» What to produce:
Copy out all of the material, matching it word for word.

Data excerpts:
[BEGIN]

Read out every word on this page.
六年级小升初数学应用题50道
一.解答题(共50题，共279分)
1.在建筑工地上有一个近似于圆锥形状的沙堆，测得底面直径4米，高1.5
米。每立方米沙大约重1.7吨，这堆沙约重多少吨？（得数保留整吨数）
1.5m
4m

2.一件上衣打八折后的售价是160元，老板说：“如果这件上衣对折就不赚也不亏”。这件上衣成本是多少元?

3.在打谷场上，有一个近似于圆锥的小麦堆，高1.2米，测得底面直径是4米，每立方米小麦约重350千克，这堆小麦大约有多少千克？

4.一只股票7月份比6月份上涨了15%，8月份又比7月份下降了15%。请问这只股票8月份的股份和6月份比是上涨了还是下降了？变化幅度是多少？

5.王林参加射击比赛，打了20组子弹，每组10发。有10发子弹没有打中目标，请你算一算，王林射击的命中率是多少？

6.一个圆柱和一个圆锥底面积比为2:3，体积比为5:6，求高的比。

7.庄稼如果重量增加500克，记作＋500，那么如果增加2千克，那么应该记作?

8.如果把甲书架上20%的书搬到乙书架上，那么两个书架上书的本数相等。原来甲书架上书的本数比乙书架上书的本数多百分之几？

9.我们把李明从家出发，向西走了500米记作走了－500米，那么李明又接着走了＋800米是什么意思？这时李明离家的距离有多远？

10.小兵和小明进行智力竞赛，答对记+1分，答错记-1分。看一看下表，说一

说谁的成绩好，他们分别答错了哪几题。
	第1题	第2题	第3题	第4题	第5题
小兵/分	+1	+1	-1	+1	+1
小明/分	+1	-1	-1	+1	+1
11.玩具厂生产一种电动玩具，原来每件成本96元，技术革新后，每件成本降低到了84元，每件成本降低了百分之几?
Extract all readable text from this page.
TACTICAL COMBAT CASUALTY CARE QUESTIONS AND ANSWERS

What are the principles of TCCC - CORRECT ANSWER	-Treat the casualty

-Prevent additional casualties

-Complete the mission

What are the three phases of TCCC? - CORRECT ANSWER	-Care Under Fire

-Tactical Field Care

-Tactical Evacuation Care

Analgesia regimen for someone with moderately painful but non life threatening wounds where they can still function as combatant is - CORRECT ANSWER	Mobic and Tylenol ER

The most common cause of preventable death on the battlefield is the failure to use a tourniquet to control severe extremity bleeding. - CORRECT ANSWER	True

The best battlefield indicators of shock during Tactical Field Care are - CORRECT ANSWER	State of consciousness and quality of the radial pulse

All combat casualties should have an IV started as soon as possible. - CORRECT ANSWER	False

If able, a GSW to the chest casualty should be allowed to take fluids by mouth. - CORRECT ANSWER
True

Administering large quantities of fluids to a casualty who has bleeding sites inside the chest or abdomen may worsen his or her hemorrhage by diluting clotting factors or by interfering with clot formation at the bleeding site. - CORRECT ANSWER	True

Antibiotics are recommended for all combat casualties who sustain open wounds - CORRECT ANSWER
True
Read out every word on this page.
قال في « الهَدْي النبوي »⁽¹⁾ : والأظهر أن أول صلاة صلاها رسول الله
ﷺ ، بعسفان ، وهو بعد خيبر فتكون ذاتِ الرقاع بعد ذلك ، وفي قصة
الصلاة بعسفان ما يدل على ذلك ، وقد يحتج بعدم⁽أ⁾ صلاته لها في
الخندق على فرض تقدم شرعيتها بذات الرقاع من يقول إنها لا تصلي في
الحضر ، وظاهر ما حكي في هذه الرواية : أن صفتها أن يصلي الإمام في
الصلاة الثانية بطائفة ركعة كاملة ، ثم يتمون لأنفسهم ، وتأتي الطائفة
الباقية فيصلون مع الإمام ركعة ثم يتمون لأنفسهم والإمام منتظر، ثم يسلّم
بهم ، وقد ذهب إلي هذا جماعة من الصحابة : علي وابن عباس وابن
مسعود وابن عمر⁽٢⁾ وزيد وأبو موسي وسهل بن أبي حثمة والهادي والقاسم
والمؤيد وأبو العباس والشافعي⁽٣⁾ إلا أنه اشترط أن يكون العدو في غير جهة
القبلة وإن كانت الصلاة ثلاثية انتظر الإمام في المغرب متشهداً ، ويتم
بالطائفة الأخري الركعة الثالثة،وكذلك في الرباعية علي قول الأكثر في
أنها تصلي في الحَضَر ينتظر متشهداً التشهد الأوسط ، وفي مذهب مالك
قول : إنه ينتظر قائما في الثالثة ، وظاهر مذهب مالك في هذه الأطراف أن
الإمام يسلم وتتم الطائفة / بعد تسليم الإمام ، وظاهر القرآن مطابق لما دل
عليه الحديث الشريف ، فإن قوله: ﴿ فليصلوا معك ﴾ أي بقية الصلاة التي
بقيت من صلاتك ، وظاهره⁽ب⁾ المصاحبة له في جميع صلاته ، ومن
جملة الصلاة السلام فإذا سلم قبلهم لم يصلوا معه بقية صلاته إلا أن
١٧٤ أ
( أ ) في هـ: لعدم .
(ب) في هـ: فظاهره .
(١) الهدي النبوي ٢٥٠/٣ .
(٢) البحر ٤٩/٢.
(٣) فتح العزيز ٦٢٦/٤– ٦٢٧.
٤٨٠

[END]

» Written reply:
Read out every word on this page.
六年级小升初数学应用题50道
一.解答题(共50题，共279分)
1.在建筑工地上有一个近似于圆锥形状的沙堆，测得底面直径4米，高1.5
米。每立方米沙大约重1.7吨，这堆沙约重多少吨？（得数保留整吨数）
1.5m
4m

2.一件上衣打八折后的售价是160元，老板说：“如果这件上衣对折就不赚也不亏”。这件上衣成本是多少元?

3.在打谷场上，有一个近似于圆锥的小麦堆，高1.2米，测得底面直径是4米，每立方米小麦约重350千克，这堆小麦大约有多少千克？

4.一只股票7月份比6月份上涨了15%，8月份又比7月份下降了15%。请问这只股票8月份的股份和6月份比是上涨了还是下降了？变化幅度是多少？

5.王林参加射击比赛，打了20组子弹，每组10发。有10发子弹没有打中目标，请你算一算，王林射击的命中率是多少？

6.一个圆柱和一个圆锥底面积比为2:3，体积比为5:6，求高的比。

7.庄稼如果重量增加500克，记作＋500，那么如果增加2千克，那么应该记作?

8.如果把甲书架上20%的书搬到乙书架上，那么两个书架上书的本数相等。原来甲书架上书的本数比乙书架上书的本数多百分之几？

9.我们把李明从家出发，向西走了500米记作走了－500米，那么李明又接着走了＋800米是什么意思？这时李明离家的距离有多远？

10.小兵和小明进行智力竞赛，答对记+1分，答错记-1分。看一看下表，说一

说谁的成绩好，他们分别答错了哪几题。
	第1题	第2题	第3题	第4题	第5题
小兵/分	+1	+1	-1	+1	+1
小明/分	+1	-1	-1	+1	+1
11.玩具厂生产一种电动玩具，原来每件成本96元，技术革新后，每件成本降低到了84元，每件成本降低了百分之几?
Extract all readable text from this page.
TACTICAL COMBAT CASUALTY CARE QUESTIONS AND ANSWERS

What are the principles of TCCC - CORRECT ANSWER	-Treat the casualty

-Prevent additional casualties

-Complete the mission

What are the three phases of TCCC? - CORRECT ANSWER	-Care Under Fire

-Tactical Field Care

-Tactical Evacuation Care

Analgesia regimen for someone with moderately painful but non life threatening wounds where they can still function as combatant is - CORRECT ANSWER	Mobic and Tylenol ER

The most common cause of preventable death on the battlefield is the failure to use a tourniquet to control severe extremity bleeding. - CORRECT ANSWER	True

The best battlefield indicators of shock during Tactical Field Care are - CORRECT ANSWER	State of consciousness and quality of the radial pulse

All combat casualties should have an IV started as soon as possible. - CORRECT ANSWER	False

If able, a GSW to the chest casualty should be allowed to take fluids by mouth. - CORRECT ANSWER
True

Administering large quantities of fluids to a casualty who has bleeding sites inside the chest or abdomen may worsen his or her hemorrhage by diluting clotting factors or by interfering with clot formation at the bleeding site. - CORRECT ANSWER	True

Antibiotics are recommended for all combat casualties who sustain open wounds - CORRECT ANSWER
True
Read out every word on this page.
قال في « الهَدْي النبوي »⁽¹⁾ : والأظهر أن أول صلاة صلاها رسول الله
ﷺ ، بعسفان ، وهو بعد خيبر فتكون ذاتِ الرقاع بعد ذلك ، وفي قصة
الصلاة بعسفان ما يدل على ذلك ، وقد يحتج بعدم⁽أ⁾ صلاته لها في
الخندق على فرض تقدم شرعيتها بذات الرقاع من يقول إنها لا تصلي في
الحضر ، وظاهر ما حكي في هذه الرواية : أن صفتها أن يصلي الإمام في
الصلاة الثانية بطائفة ركعة كاملة ، ثم يتمون لأنفسهم ، وتأتي الطائفة
الباقية فيصلون مع الإمام ركعة ثم يتمون لأنفسهم والإمام منتظر، ثم يسلّم
بهم ، وقد ذهب إلي هذا جماعة من الصحابة : علي وابن عباس وابن
مسعود وابن عمر⁽٢⁾ وزيد وأبو موسي وسهل بن أبي حثمة والهادي والقاسم
والمؤيد وأبو العباس والشافعي⁽٣⁾ إلا أنه اشترط أن يكون العدو في غير جهة
القبلة وإن كانت الصلاة ثلاثية انتظر الإمام في المغرب متشهداً ، ويتم
بالطائفة الأخري الركعة الثالثة،وكذلك في الرباعية علي قول الأكثر في
أنها تصلي في الحَضَر ينتظر متشهداً التشهد الأوسط ، وفي مذهب مالك
قول : إنه ينتظر قائما في الثالثة ، وظاهر مذهب مالك في هذه الأطراف أن
الإمام يسلم وتتم الطائفة / بعد تسليم الإمام ، وظاهر القرآن مطابق لما دل
عليه الحديث الشريف ، فإن قوله: ﴿ فليصلوا معك ﴾ أي بقية الصلاة التي
بقيت من صلاتك ، وظاهره⁽ب⁾ المصاحبة له في جميع صلاته ، ومن
جملة الصلاة السلام فإذا سلم قبلهم لم يصلوا معه بقية صلاته إلا أن
١٧٤ أ
( أ ) في هـ: لعدم .
(ب) في هـ: فظاهره .
(١) الهدي النبوي ٢٥٠/٣ .
(٢) البحر ٤٩/٢.
(٣) فتح العزيز ٦٢٦/٤– ٦٢٧.
٤٨٠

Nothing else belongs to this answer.